The Aotearoa Legalise Cannabis Party (sometimes known as the ALCP) is a political party in New Zealand. It is dedicated to removing or reducing restrictions on the use of cannabis and similar substances. Under New Zealand's Misuse of Drugs Act 1975, cannabis is currently classed (depending on product / substance) as either a Class B drug ("Very high risk of harm") or a Class C drug ("moderate risk of harm").

History[edit]

The ALCP was founded in 1996. It has never won representation in Parliament. It won 1.66% of the vote in the 1996 election but its support was declining until the party made a resurgence in 2008, almost doubling its vote. In the 1999 election it won 1.10% of the vote, in the 2002 election 0.64%,[1] in the 2005 election 0.23%, and in the 2008 election 0.41%. One Green MP Metiria Turei and former Green MP Nandor Tanczos were ALCP candidates in 1996. The party's leader was Michael Appleby between 1996 and 2013 but he was replaced by Julian Crawford at the 2013 AGM. The party contested the by-election in Te Tai Hauauru in mid-2004 — with their candidate, Dun Mihaka finishing second behind Maori Party Leader Tariana Turia, receiving 197 votes (2.52%).

The ALCP mounted an aggressive campaign for the 2008 general election, with several high profile candidates including Steven Wilkinson (West Coast/Tasman) and Julian Crawford (Dunedin North).[2] Crawford invited Dunedin South MP David Benson-Pope to join the ALCP, but he declined, saying "Their judgement has obviously been impaired by their recreational habits".[3]

In the 2008 New Zealand general election they secured themselves 9515 votes, 0.41% of total party votes cast. This was more than Taito Philip Field's New Zealand Pacific Party, The Family Party, Libertarianz or the Alliance, but less than the Bill and Ben Party.[4]

In the 2011 New Zealand general election, there was a minor resurgence in the ALCP voter share, which rose to 0.52% (11, 738 votes in all). This placed them behind the New Zealand National Party, New Zealand Labour Party, Green Party of Aotearoa New Zealand, New Zealand First, Maori Party, Mana Party and ACT New Zealand, all of which won electorate representation whether due to party lists and/or electorate seats. In addition, they polled behind the religious social conservative-backed Conservative Party of New Zealand, which polled 2.65% of total voter share, but won no electorate seats, unlike ACT New Zealand, United Future New Zealand and the Maori Party and Mana Party, all of which won a single constituency seat apiece.

*Brief A*
Using the Aotearoa Legalise Cannabis Party passage, decide whether each statement agrees with it, answering yes or no and quoting the words that decide it. (i) The party was founded in 1996. (ii) Michael Appleby was replaced as party leader by Steven Wilkinson. (iii) In the 2008 general election the party received fewer votes than the Bill and Ben Party.
*Brief B*
From the Aotearoa Legalise Cannabis Party passage, repeat word for word the part that opens with the words containing "In the 2011" and closes with "constituency seat apiece.".

*Information given*
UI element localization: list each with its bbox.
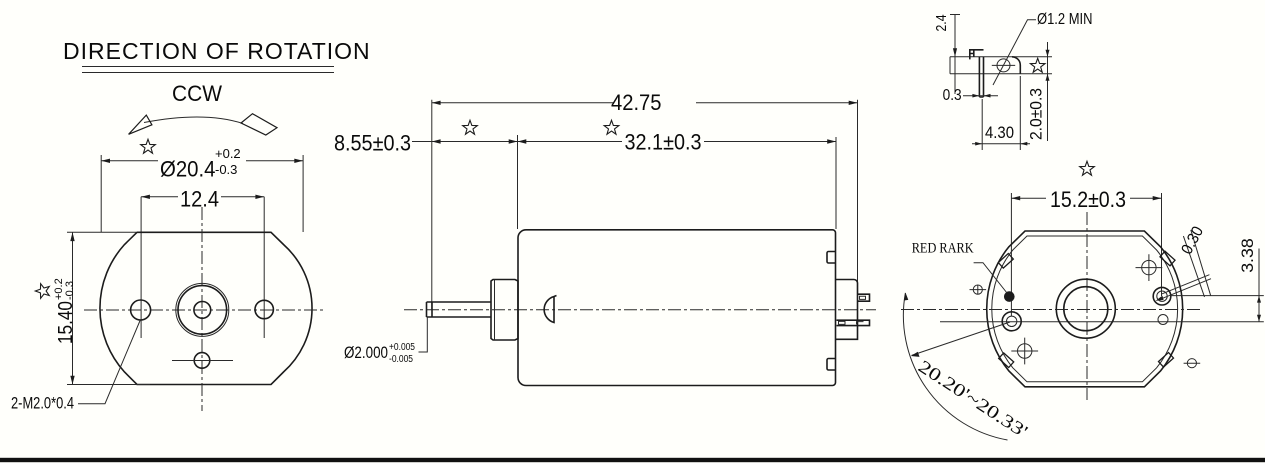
rear cross hole upper-right (1142, 260, 1156, 274)
extension line terminal tip (857, 100, 859, 290)
thread leader line (78, 320, 141, 404)
small hole centerline (172, 360, 233, 362)
detail hole (997, 59, 1010, 72)
star marker detail view (1030, 58, 1045, 72)
detail dim 2.0 text rotated (1026, 88, 1045, 140)
detail hole centerline (992, 64, 1015, 66)
terminal lower detail slot (839, 321, 864, 324)
dim 20.4 extension lines (101, 155, 303, 232)
rear dim 0.30 text rotated (1179, 224, 1208, 258)
rotation arrow head (129, 115, 152, 134)
dim 15.40 arrows (70, 232, 74, 241)
rear minus symbol right (1187, 359, 1196, 368)
star marker side view left (463, 120, 478, 134)
terminal lower (837, 320, 870, 325)
extension line body front (517, 135, 519, 229)
bottom border line (0, 458, 1265, 462)
bushing inner line (494, 280, 496, 341)
detail tab cap (970, 50, 984, 60)
svg-text:Ø1.2 MIN: Ø1.2 MIN (1037, 11, 1093, 28)
hole centerlines vertical (141, 197, 264, 338)
motor body side view (518, 230, 836, 386)
rear notch bottom-left (999, 353, 1014, 368)
svg-text:2-M2.0*0.4: 2-M2.0*0.4 (11, 394, 74, 413)
detail terminal tab (979, 57, 983, 97)
rear small hole right (1158, 315, 1168, 325)
svg-text:Ø2.000: Ø2.000 (344, 343, 388, 362)
dim 15.40 vertical line (72, 232, 74, 384)
svg-text:15.40: 15.40 (55, 301, 77, 344)
terminal upper detail (860, 296, 866, 299)
title double underline (82, 67, 334, 73)
svg-text:15.2±0.3: 15.2±0.3 (1050, 187, 1126, 212)
svg-text:12.4: 12.4 (180, 187, 219, 212)
detail dim 2.0 arrows (1046, 50, 1050, 57)
angle leader arrow (911, 352, 920, 357)
svg-text:-0.3: -0.3 (64, 281, 76, 300)
dim 12.4 line (141, 196, 264, 198)
rotation arrow arc (144, 117, 243, 124)
detail dim 0.3 line (963, 95, 998, 97)
rear outline inner (992, 236, 1178, 382)
rotation arrow tail parallelogram (241, 114, 277, 135)
detail strip rounded right end (1012, 57, 1020, 74)
svg-text:0.3: 0.3 (943, 87, 962, 104)
angle leader line (912, 322, 1010, 355)
rear vertical centerline (1086, 212, 1088, 400)
star marker front view (141, 139, 156, 153)
D-shape vent (544, 296, 556, 323)
svg-text:+0.2: +0.2 (215, 146, 241, 161)
rear cross hole lower-left (1017, 344, 1031, 358)
svg-text:RED RARK: RED RARK (912, 241, 974, 257)
svg-text:0.30: 0.30 (1179, 224, 1208, 258)
rear center circles (1056, 279, 1115, 338)
detail view: dim 2.4 text rotated (933, 15, 950, 32)
rear screw hole (1153, 287, 1171, 305)
detail dim 4.30 extension lines (982, 76, 1020, 150)
shaft (427, 302, 492, 317)
dim 8.55 arrows (432, 139, 441, 143)
star rotated near 15.40 (35, 284, 49, 299)
detail dim 4.30 arrows (975, 142, 982, 146)
dim 8.55 line (412, 141, 518, 143)
dim 32.1 line (518, 141, 837, 143)
rear plus symbol left (973, 285, 982, 294)
rear dim 15.2 extension lines (1011, 193, 1161, 316)
svg-text:42.75: 42.75 (611, 90, 662, 115)
dim 42.75 arrows (432, 101, 441, 105)
mounting hole left (131, 300, 151, 320)
bushing boss (491, 280, 518, 341)
angle text rotated (915, 356, 1032, 441)
svg-text:DIRECTION OF ROTATION: DIRECTION OF ROTATION (63, 38, 371, 64)
rear dim 3.38 extension lines (1171, 295, 1264, 297)
angle arc (903, 293, 1007, 440)
detail dim 2.4 arrow (953, 48, 957, 57)
angle arc end arrow (904, 293, 908, 301)
svg-text:-0.3: -0.3 (215, 162, 237, 177)
detail strip left end (949, 57, 951, 74)
front view body outline (100, 232, 312, 384)
detail dim 2.4 line (950, 15, 960, 95)
svg-text:-0.005: -0.005 (389, 354, 413, 365)
rear dim 3.38 arrows (1257, 296, 1261, 303)
detail dia 1.2 min leader (993, 20, 1036, 85)
bearing boss circles (176, 283, 229, 336)
svg-text:Ø20.4: Ø20.4 (160, 157, 216, 182)
rear dim 3.38 line (1258, 249, 1260, 322)
svg-text:8.55±0.3: 8.55±0.3 (334, 131, 411, 156)
detail dim 2.0 extension line (1047, 42, 1049, 141)
dim 20.4 arrows (101, 159, 110, 163)
tab bottom rear (827, 359, 836, 371)
dim 20.4 line (101, 160, 303, 162)
extension line shaft tip (431, 100, 433, 309)
rear dim 15.2 line (1011, 197, 1161, 199)
rear notch top-left (998, 253, 1013, 268)
rear slot lines (1161, 275, 1211, 299)
dim 32.1 arrows (518, 139, 527, 143)
dim 15.40 text rotated (53, 278, 77, 344)
rear marker holes line (940, 321, 1264, 323)
svg-text:4.30: 4.30 (985, 123, 1014, 142)
shaft hole circle (194, 302, 211, 319)
extension line body rear (835, 137, 837, 229)
rear horizontal centerline (901, 309, 1202, 311)
red mark leader (974, 263, 1007, 293)
rear dim 3.38 text rotated (1238, 238, 1257, 273)
rear marker hole left (1002, 312, 1021, 331)
star marker rear view (1080, 161, 1095, 175)
rear dim 15.2 arrows (1011, 196, 1020, 200)
dim 42.75 line (432, 102, 858, 104)
dim 12.4 arrows (141, 195, 150, 199)
front view vertical centerline (201, 207, 203, 411)
front view horizontal centerline (84, 309, 324, 311)
rear slot arrow (1156, 296, 1164, 301)
shaft tip chamfer line (431, 302, 433, 317)
rear slot width extension lines (1183, 230, 1210, 297)
detail dim 4.30 line (972, 143, 1030, 145)
svg-text:2.0±0.3: 2.0±0.3 (1026, 88, 1045, 140)
mounting hole right (255, 300, 273, 318)
rear outline outer (987, 231, 1183, 387)
svg-text:2.4: 2.4 (933, 15, 950, 32)
side view centerline (404, 309, 876, 311)
rear notch top-right (1160, 251, 1175, 266)
detail dim 0.3 arrows (972, 94, 979, 98)
svg-text:3.38: 3.38 (1238, 238, 1257, 273)
svg-text:+0.005: +0.005 (389, 342, 415, 353)
detail terminal strip bottom line (950, 73, 1052, 75)
rear notch bottom-right (1158, 352, 1173, 367)
star marker side view right (604, 120, 619, 134)
end cap (836, 280, 858, 340)
tab top rear (827, 252, 836, 264)
red mark dot (1004, 291, 1015, 302)
small hole bottom (194, 353, 210, 369)
dia 2.000 leader (419, 317, 428, 352)
svg-text:CCW: CCW (172, 81, 222, 106)
dim 15.40 extension lines (67, 232, 150, 384)
terminal upper (858, 294, 870, 301)
svg-text:32.1±0.3: 32.1±0.3 (625, 130, 702, 155)
detail terminal strip top line (950, 56, 1052, 58)
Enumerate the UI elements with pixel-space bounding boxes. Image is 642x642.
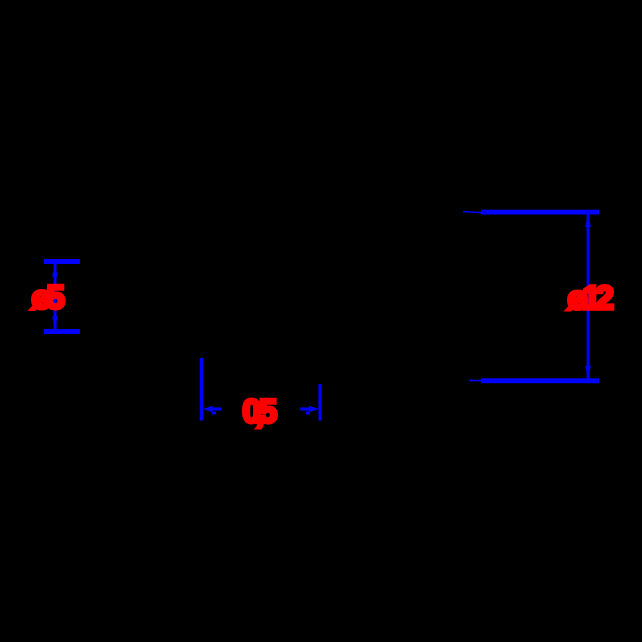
- dimension 0,5: left arrow tail: [211, 407, 221, 410]
- dimension 0,5: left extension line: [200, 358, 203, 421]
- dimension o12: bottom tick thin tail: [469, 380, 484, 382]
- dimension o5: top extension tick: [44, 259, 80, 264]
- dimension o12: bottom extension tick: [481, 378, 599, 383]
- dimension 0,5: left arrow nub: [212, 412, 216, 415]
- dimension o12: top extension tick: [481, 210, 599, 215]
- dimension 0,5: right arrow tail: [300, 407, 310, 410]
- dimension 0,5: right arrowhead: [309, 406, 319, 413]
- svg-text:ø5: ø5: [32, 279, 65, 316]
- dimension o12: down arrowhead: [585, 366, 591, 379]
- dimension 0,5: left arrowhead: [203, 406, 213, 413]
- dimension o5: vertical dimension line: [54, 264, 57, 329]
- svg-text:0,5: 0,5: [243, 393, 278, 430]
- dimension o5: down arrowhead: [52, 317, 58, 330]
- svg-text:ø12: ø12: [568, 279, 614, 316]
- dimension 0,5: right arrow nub: [306, 412, 310, 415]
- dimension o12: vertical dimension line: [587, 215, 590, 379]
- dimension o5: bottom extension tick: [44, 329, 80, 334]
- dimension 0,5: right extension line: [318, 384, 321, 421]
- dimension o12: top tick thin tail: [463, 211, 484, 214]
- dimension o5: up arrowhead: [52, 264, 58, 277]
- dimension o12: up arrowhead: [585, 215, 591, 228]
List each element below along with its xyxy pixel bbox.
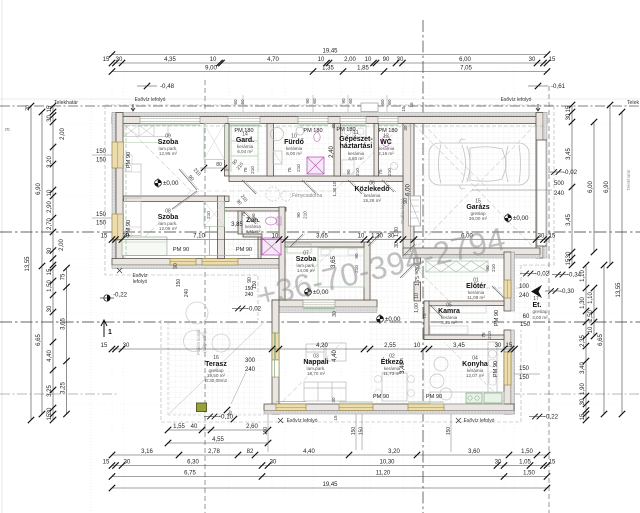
svg-text:15: 15 bbox=[549, 460, 556, 466]
svg-text:90: 90 bbox=[251, 213, 256, 219]
svg-text:-0,22: -0,22 bbox=[544, 414, 559, 421]
svg-text:36,00 m²: 36,00 m² bbox=[469, 216, 488, 221]
svg-text:500: 500 bbox=[554, 181, 565, 187]
svg-text:10: 10 bbox=[365, 57, 372, 63]
svg-text:PM 90: PM 90 bbox=[373, 394, 389, 400]
svg-text:90: 90 bbox=[346, 169, 351, 175]
property line Telekhatar top bbox=[0, 100, 640, 106]
svg-text:82: 82 bbox=[247, 449, 254, 455]
exterior wall left-block south bbox=[112, 259, 285, 269]
room label szoba09 bbox=[158, 134, 179, 157]
garage door east opening bbox=[536, 140, 547, 246]
window gard top bbox=[228, 117, 260, 124]
section line vertical right bbox=[548, 86, 550, 513]
exterior wall konyha east bbox=[504, 330, 515, 414]
wardrobe szoba08 bbox=[204, 202, 225, 227]
svg-text:90: 90 bbox=[485, 265, 490, 271]
svg-text:-0,22: -0,22 bbox=[113, 292, 128, 299]
svg-text:Esővíz lefolyó: Esővíz lefolyó bbox=[287, 418, 318, 424]
svg-text:4,35: 4,35 bbox=[164, 57, 176, 63]
elevation -0,10 terrace bbox=[204, 414, 234, 421]
svg-text:9,00: 9,00 bbox=[205, 66, 217, 72]
svg-text:11,08 m²: 11,08 m² bbox=[467, 295, 485, 300]
dimension right 6,90 bbox=[604, 102, 613, 268]
svg-text:90: 90 bbox=[173, 263, 179, 269]
svg-text:11,73 m²: 11,73 m² bbox=[383, 371, 401, 376]
svg-text:60: 60 bbox=[387, 99, 392, 105]
svg-text:30: 30 bbox=[123, 343, 130, 349]
room label garazs bbox=[466, 199, 489, 222]
svg-text:3,25: 3,25 bbox=[61, 382, 67, 394]
svg-text:240: 240 bbox=[245, 292, 254, 298]
interior wall furdo-gepeszet bbox=[334, 124, 341, 177]
svg-text:3,45: 3,45 bbox=[453, 343, 465, 349]
svg-text:1: 1 bbox=[108, 329, 112, 336]
entrance arrow bbox=[519, 284, 542, 299]
window furdo top bbox=[298, 117, 328, 124]
dimension top chain detail bbox=[103, 57, 556, 66]
dimension right 6,00 bbox=[588, 119, 597, 255]
room label furdo bbox=[284, 134, 304, 157]
terrace circles bbox=[184, 302, 231, 352]
interior wall szoba08 east bbox=[218, 124, 230, 259]
svg-text:1,55: 1,55 bbox=[173, 424, 185, 430]
elevation pm0 szoba07 bbox=[305, 287, 329, 297]
svg-text:4,55: 4,55 bbox=[212, 437, 224, 443]
svg-text:10: 10 bbox=[414, 293, 420, 299]
toilet wc2 bbox=[266, 217, 282, 225]
tile floor etkezo bbox=[370, 301, 414, 404]
svg-text:90: 90 bbox=[296, 212, 301, 218]
svg-text:12,07 m²: 12,07 m² bbox=[466, 373, 485, 378]
kamra door labels 75 210 bbox=[481, 331, 492, 339]
svg-text:75: 75 bbox=[241, 211, 246, 217]
room label wc bbox=[378, 134, 395, 157]
svg-text:Szoba: Szoba bbox=[158, 139, 179, 146]
svg-text:30: 30 bbox=[47, 305, 53, 312]
garage west corner dims 15 30 bbox=[401, 106, 408, 131]
svg-text:Nappali: Nappali bbox=[303, 359, 328, 366]
svg-text:4,40: 4,40 bbox=[332, 350, 338, 362]
elevation -0,22 left bbox=[100, 292, 128, 302]
dimension terrace 1,55 40 2,60 bbox=[165, 424, 271, 433]
svg-text:60: 60 bbox=[523, 314, 530, 320]
toilet wc room bbox=[382, 136, 398, 170]
tile floor garage bbox=[414, 124, 536, 248]
svg-text:15: 15 bbox=[101, 234, 108, 240]
tile floor eloter kamra konyha bbox=[414, 258, 504, 404]
interior wall gepeszet-wc bbox=[374, 124, 379, 177]
svg-text:150: 150 bbox=[359, 427, 365, 436]
elevation -0,48 top left bbox=[137, 83, 175, 90]
exterior wall eloter east bbox=[504, 252, 515, 311]
svg-text:WC: WC bbox=[380, 139, 392, 146]
exterior wall top bbox=[112, 113, 547, 124]
tile floor terrace bbox=[168, 322, 264, 415]
svg-text:4,70: 4,70 bbox=[267, 57, 279, 63]
svg-text:15: 15 bbox=[549, 57, 556, 63]
padlas lejaro attic ladder bbox=[400, 196, 421, 226]
svg-text:90: 90 bbox=[305, 98, 310, 104]
svg-text:6,00 m²: 6,00 m² bbox=[286, 151, 302, 156]
room label szoba07 bbox=[296, 251, 317, 274]
gard shelves bbox=[231, 126, 262, 172]
svg-text:10: 10 bbox=[318, 57, 325, 63]
bathtub furdo bbox=[271, 128, 284, 165]
window nappali south 1 bbox=[276, 404, 306, 411]
top edge 60 labels bbox=[233, 95, 414, 112]
kitchen counter south bbox=[430, 392, 504, 404]
rainwater label top left bbox=[131, 97, 166, 111]
window szoba09 top bbox=[140, 117, 200, 124]
svg-text:Telek: Telek bbox=[627, 100, 640, 106]
dimension top line 19,45 bbox=[109, 49, 550, 58]
svg-text:210: 210 bbox=[250, 166, 255, 174]
svg-text:12,96 m²: 12,96 m² bbox=[159, 151, 178, 156]
svg-text:PM 90: PM 90 bbox=[126, 152, 132, 168]
svg-text:Födém kontúr: Födém kontúr bbox=[196, 328, 201, 354]
elevation -0,02 entrance bbox=[520, 271, 550, 278]
svg-text:60: 60 bbox=[233, 99, 238, 105]
svg-text:30: 30 bbox=[566, 251, 572, 258]
svg-text:210: 210 bbox=[387, 168, 392, 176]
svg-text:75: 75 bbox=[422, 313, 427, 319]
rainwater label bottom right bbox=[456, 418, 495, 424]
svg-text:10: 10 bbox=[47, 189, 53, 196]
dim drops 150 bottom wall bbox=[263, 414, 452, 452]
svg-text:Szoba: Szoba bbox=[158, 214, 179, 221]
svg-text:B:30,09m2: B:30,09m2 bbox=[205, 378, 228, 383]
car in garage bbox=[429, 139, 529, 189]
svg-text:60: 60 bbox=[348, 98, 353, 104]
svg-text:3,45: 3,45 bbox=[566, 148, 572, 160]
svg-text:1,10: 1,10 bbox=[588, 292, 594, 304]
svg-text:4,40: 4,40 bbox=[47, 350, 53, 362]
elevation -0,34 entrance bbox=[552, 272, 582, 279]
terrace diagonal bbox=[170, 324, 262, 413]
svg-text:Terasz: Terasz bbox=[205, 361, 227, 368]
green line szoba08 east bbox=[209, 226, 211, 255]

*Written answer A*
(i) Yes: "The ALCP was founded in 1996."
(ii) No: "he was replaced by Julian Crawford at the 2013 AGM."
(iii) Yes: "but less than the Bill and Ben Party."

*Written answer B*
In the 2011 New Zealand general election, there was a minor resurgence in the ALCP voter share, which rose to 0.52% (11, 738 votes in all). This placed them behind the New Zealand National Party, New Zealand Labour Party, Green Party of Aotearoa New Zealand, New Zealand First, Maori Party, Mana Party and ACT New Zealand, all of which won electorate representation whether due to party lists and/or electorate seats. In addition, they polled behind the religious social conservative-backed Conservative Party of New Zealand, which polled 2.65% of total voter share, but won no electorate seats, unlike ACT New Zealand, United Future New Zealand and the Maori Party and Mana Party, all of which won a single constituency seat apiece.